• [What to do] Tally the lines of the listing that contain the word "JSON", then give the total and nothing else.

• [Working data]
= = = =

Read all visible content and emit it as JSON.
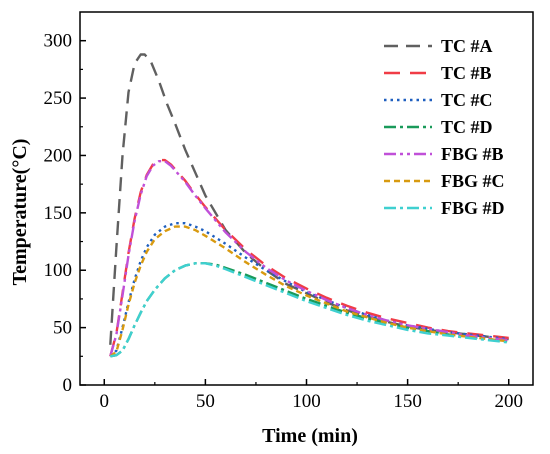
{
  "chart_data": {
    "type": "line",
    "xlabel": "Time (min)",
    "ylabel": "Temperature(°C)",
    "xlim": [
      -12,
      212
    ],
    "ylim": [
      0,
      325
    ],
    "xticks": [
      0,
      50,
      100,
      150,
      200
    ],
    "yticks": [
      0,
      50,
      100,
      150,
      200,
      250,
      300
    ],
    "grid": false,
    "legend_position": "top-right",
    "series": [
      {
        "name": "TC #A",
        "color": "#606060",
        "dash": "dashed",
        "x": [
          3,
          6,
          9,
          12,
          15,
          18,
          20,
          23,
          27,
          31,
          35,
          40,
          45,
          50,
          60,
          70,
          80,
          90,
          100,
          110,
          120,
          130,
          140,
          150,
          160,
          170,
          180,
          190,
          200
        ],
        "y": [
          35,
          120,
          200,
          255,
          280,
          288,
          288,
          282,
          265,
          245,
          228,
          205,
          185,
          165,
          135,
          115,
          100,
          88,
          80,
          72,
          65,
          60,
          55,
          51,
          48,
          46,
          44,
          42,
          40
        ]
      },
      {
        "name": "TC #B",
        "color": "#f03c46",
        "dash": "longdash",
        "x": [
          3,
          6,
          9,
          12,
          15,
          18,
          21,
          24,
          27,
          30,
          33,
          36,
          40,
          45,
          50,
          60,
          70,
          80,
          90,
          100,
          110,
          120,
          130,
          140,
          150,
          160,
          170,
          180,
          190,
          200
        ],
        "y": [
          25,
          45,
          80,
          115,
          145,
          168,
          183,
          192,
          196,
          196,
          192,
          186,
          178,
          166,
          155,
          135,
          118,
          104,
          93,
          84,
          76,
          69,
          63,
          58,
          54,
          50,
          47,
          45,
          43,
          41
        ]
      },
      {
        "name": "TC #C",
        "color": "#1f5fbf",
        "dash": "dotted",
        "x": [
          3,
          6,
          9,
          12,
          15,
          18,
          21,
          25,
          30,
          35,
          40,
          45,
          50,
          60,
          70,
          80,
          90,
          100,
          110,
          120,
          130,
          140,
          150,
          160,
          170,
          180,
          190,
          200
        ],
        "y": [
          25,
          30,
          50,
          72,
          92,
          108,
          120,
          131,
          138,
          141,
          141,
          138,
          134,
          123,
          111,
          100,
          90,
          81,
          74,
          67,
          61,
          56,
          52,
          49,
          46,
          44,
          42,
          40
        ]
      },
      {
        "name": "TC #D",
        "color": "#1a9a5a",
        "dash": "dashdot",
        "x": [
          3,
          6,
          9,
          12,
          15,
          18,
          21,
          25,
          30,
          35,
          40,
          45,
          50,
          55,
          60,
          70,
          80,
          90,
          100,
          110,
          120,
          130,
          140,
          150,
          160,
          170,
          180,
          190,
          200
        ],
        "y": [
          25,
          26,
          30,
          40,
          52,
          63,
          73,
          83,
          93,
          100,
          104,
          106,
          106,
          105,
          102,
          96,
          89,
          82,
          75,
          69,
          63,
          58,
          54,
          50,
          47,
          44,
          42,
          40,
          38
        ]
      },
      {
        "name": "FBG #B",
        "color": "#c050d8",
        "dash": "dashdotdot",
        "x": [
          3,
          6,
          9,
          12,
          15,
          18,
          21,
          24,
          27,
          30,
          33,
          36,
          40,
          45,
          50,
          60,
          70,
          80,
          90,
          100,
          110,
          120,
          130,
          140,
          150,
          160,
          170,
          180,
          190,
          200
        ],
        "y": [
          25,
          44,
          78,
          113,
          143,
          166,
          182,
          191,
          195,
          195,
          191,
          185,
          177,
          165,
          154,
          133,
          116,
          102,
          91,
          82,
          74,
          67,
          61,
          56,
          52,
          49,
          46,
          43,
          41,
          39
        ]
      },
      {
        "name": "FBG #C",
        "color": "#d89a10",
        "dash": "shortdash",
        "x": [
          3,
          6,
          9,
          12,
          15,
          18,
          21,
          25,
          30,
          35,
          40,
          45,
          50,
          60,
          70,
          80,
          90,
          100,
          110,
          120,
          130,
          140,
          150,
          160,
          170,
          180,
          190,
          200
        ],
        "y": [
          25,
          29,
          48,
          70,
          89,
          104,
          116,
          127,
          134,
          138,
          138,
          135,
          130,
          119,
          107,
          96,
          86,
          78,
          71,
          64,
          59,
          54,
          50,
          47,
          44,
          42,
          40,
          38
        ]
      },
      {
        "name": "FBG #D",
        "color": "#3fd0d0",
        "dash": "dashdot",
        "x": [
          3,
          6,
          9,
          12,
          15,
          18,
          21,
          25,
          30,
          35,
          40,
          45,
          50,
          55,
          60,
          70,
          80,
          90,
          100,
          110,
          120,
          130,
          140,
          150,
          160,
          170,
          180,
          190,
          200
        ],
        "y": [
          25,
          26,
          30,
          40,
          52,
          63,
          73,
          83,
          93,
          100,
          104,
          106,
          106,
          104,
          101,
          94,
          87,
          80,
          73,
          67,
          61,
          56,
          52,
          48,
          45,
          43,
          41,
          39,
          37
        ]
      }
    ]
  }
}
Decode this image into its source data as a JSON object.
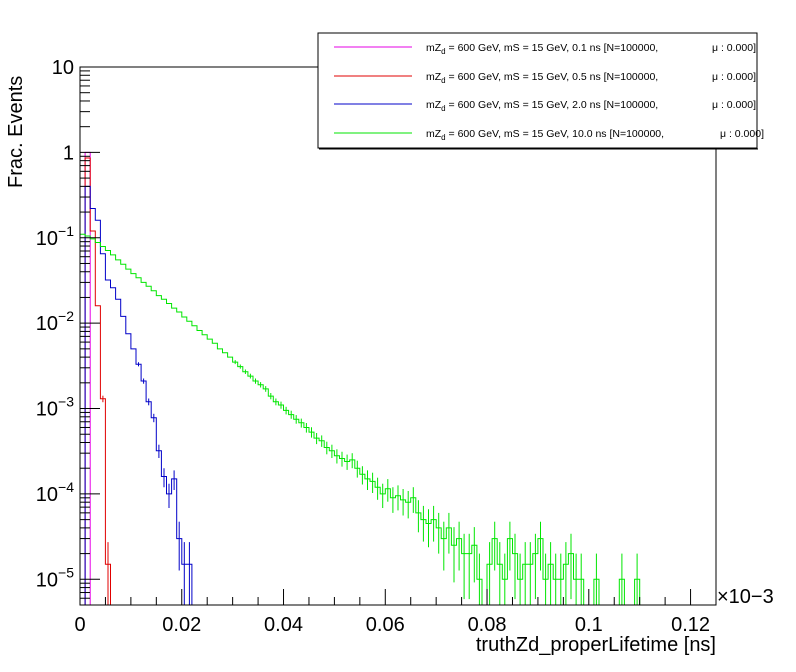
{
  "chart_data": {
    "type": "line",
    "subtype": "histogram",
    "xlabel": "truthZd_properLifetime [ns]",
    "ylabel": "Frac. Events",
    "x_multiplier": "×10−3",
    "xlim": [
      0,
      0.125
    ],
    "ylim": [
      5e-06,
      10
    ],
    "y_scale": "log",
    "grid": false,
    "legend_position": "top-right",
    "x_ticks": [
      0,
      0.02,
      0.04,
      0.06,
      0.08,
      0.1,
      0.12
    ],
    "x_tick_labels": [
      "0",
      "0.02",
      "0.04",
      "0.06",
      "0.08",
      "0.1",
      "0.12"
    ],
    "y_ticks": [
      {
        "value": 1e-05,
        "base": "10",
        "exp": "−5"
      },
      {
        "value": 0.0001,
        "base": "10",
        "exp": "−4"
      },
      {
        "value": 0.001,
        "base": "10",
        "exp": "−3"
      },
      {
        "value": 0.01,
        "base": "10",
        "exp": "−2"
      },
      {
        "value": 0.1,
        "base": "10",
        "exp": "−1"
      },
      {
        "value": 1,
        "base": "1",
        "exp": ""
      },
      {
        "value": 10,
        "base": "10",
        "exp": ""
      }
    ],
    "bin_width": 0.001,
    "series": [
      {
        "legend_parts": [
          "mZ",
          "d",
          " = 600 GeV, mS = 15 GeV, 0.1 ns [N=100000,",
          "μ : 0.000]"
        ],
        "color": "#e600e6",
        "x": [
          0,
          0.001
        ],
        "values": [
          0,
          1.0
        ]
      },
      {
        "legend_parts": [
          "mZ",
          "d",
          " = 600 GeV, mS = 15 GeV, 0.5 ns [N=100000,",
          "μ : 0.000]"
        ],
        "color": "#e00000",
        "x": [
          0,
          0.001,
          0.002,
          0.003,
          0.004,
          0.005
        ],
        "values": [
          0,
          0.86,
          0.12,
          0.016,
          0.0013,
          1.5e-05
        ]
      },
      {
        "legend_parts": [
          "mZ",
          "d",
          " = 600 GeV, mS = 15 GeV, 2.0 ns [N=100000,",
          "μ : 0.000]"
        ],
        "color": "#0000c8",
        "x": [
          0,
          0.001,
          0.002,
          0.003,
          0.004,
          0.005,
          0.006,
          0.007,
          0.008,
          0.009,
          0.01,
          0.011,
          0.012,
          0.013,
          0.014,
          0.015,
          0.016,
          0.017,
          0.018,
          0.019,
          0.02,
          0.021
        ],
        "values": [
          0,
          0.4,
          0.22,
          0.16,
          0.065,
          0.032,
          0.026,
          0.019,
          0.012,
          0.0075,
          0.005,
          0.0033,
          0.0021,
          0.0012,
          0.00078,
          0.00032,
          0.00016,
          0.0001,
          0.00015,
          3e-05,
          1.5e-05,
          1.5e-05
        ]
      },
      {
        "legend_parts": [
          "mZ",
          "d",
          " = 600 GeV, mS = 15 GeV, 10.0 ns [N=100000,",
          "μ : 0.000]"
        ],
        "color": "#00e600",
        "x": [
          0,
          0.001,
          0.002,
          0.003,
          0.004,
          0.005,
          0.006,
          0.007,
          0.008,
          0.009,
          0.01,
          0.011,
          0.012,
          0.013,
          0.014,
          0.015,
          0.016,
          0.017,
          0.018,
          0.019,
          0.02,
          0.021,
          0.022,
          0.023,
          0.024,
          0.025,
          0.026,
          0.027,
          0.028,
          0.029,
          0.03,
          0.031,
          0.032,
          0.033,
          0.034,
          0.035,
          0.036,
          0.037,
          0.038,
          0.039,
          0.04,
          0.041,
          0.042,
          0.043,
          0.044,
          0.045,
          0.046,
          0.047,
          0.048,
          0.049,
          0.05,
          0.051,
          0.052,
          0.053,
          0.054,
          0.055,
          0.056,
          0.057,
          0.058,
          0.059,
          0.06,
          0.061,
          0.062,
          0.063,
          0.064,
          0.065,
          0.066,
          0.067,
          0.068,
          0.069,
          0.07,
          0.071,
          0.072,
          0.073,
          0.074,
          0.075,
          0.076,
          0.077,
          0.078,
          0.079,
          0.08,
          0.081,
          0.082,
          0.083,
          0.084,
          0.085,
          0.086,
          0.087,
          0.088,
          0.089,
          0.09,
          0.091,
          0.092,
          0.093,
          0.094,
          0.095,
          0.096,
          0.097,
          0.098,
          0.099,
          0.1,
          0.101,
          0.102,
          0.103,
          0.104,
          0.105,
          0.106,
          0.107,
          0.108,
          0.109,
          0.11,
          0.111,
          0.112,
          0.113,
          0.114,
          0.115,
          0.116,
          0.117,
          0.118,
          0.119,
          0.12,
          0.121,
          0.122,
          0.123,
          0.124
        ],
        "values": [
          0.11,
          0.105,
          0.097,
          0.088,
          0.079,
          0.071,
          0.063,
          0.055,
          0.049,
          0.043,
          0.038,
          0.034,
          0.03,
          0.027,
          0.024,
          0.021,
          0.019,
          0.017,
          0.015,
          0.0135,
          0.0118,
          0.0105,
          0.0093,
          0.0082,
          0.0073,
          0.0065,
          0.0058,
          0.005,
          0.0045,
          0.004,
          0.0035,
          0.0031,
          0.0027,
          0.0024,
          0.0021,
          0.0019,
          0.0017,
          0.0014,
          0.0012,
          0.0011,
          0.00095,
          0.00085,
          0.00075,
          0.00068,
          0.0006,
          0.00053,
          0.00045,
          0.00042,
          0.00035,
          0.00032,
          0.00028,
          0.00026,
          0.00024,
          0.00025,
          0.0002,
          0.00017,
          0.00015,
          0.00014,
          0.00012,
          0.0001,
          0.000115,
          9e-05,
          9.5e-05,
          8.5e-05,
          8e-05,
          9e-05,
          6e-05,
          5e-05,
          4.5e-05,
          5e-05,
          4e-05,
          3e-05,
          4e-05,
          2.5e-05,
          3e-05,
          2e-05,
          2e-05,
          2.5e-05,
          1e-05,
          5e-06,
          1.5e-05,
          3e-05,
          1.5e-05,
          1e-05,
          3e-05,
          2e-05,
          1e-05,
          1.5e-05,
          1.5e-05,
          2e-05,
          3e-05,
          1e-05,
          1.5e-05,
          1e-05,
          1e-05,
          1.5e-05,
          2e-05,
          1e-05,
          1e-05,
          5e-06,
          5e-06,
          1e-05,
          5e-06,
          5e-06,
          5e-06,
          5e-06,
          1e-05,
          5e-06,
          5e-06,
          1e-05,
          5e-06,
          5e-06,
          5e-06,
          5e-06,
          5e-06,
          5e-06,
          5e-06,
          5e-06,
          5e-06,
          5e-06,
          5e-06,
          5e-06,
          5e-06,
          5e-06,
          5e-06
        ]
      }
    ]
  }
}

= = = =

• [Solved problem] 2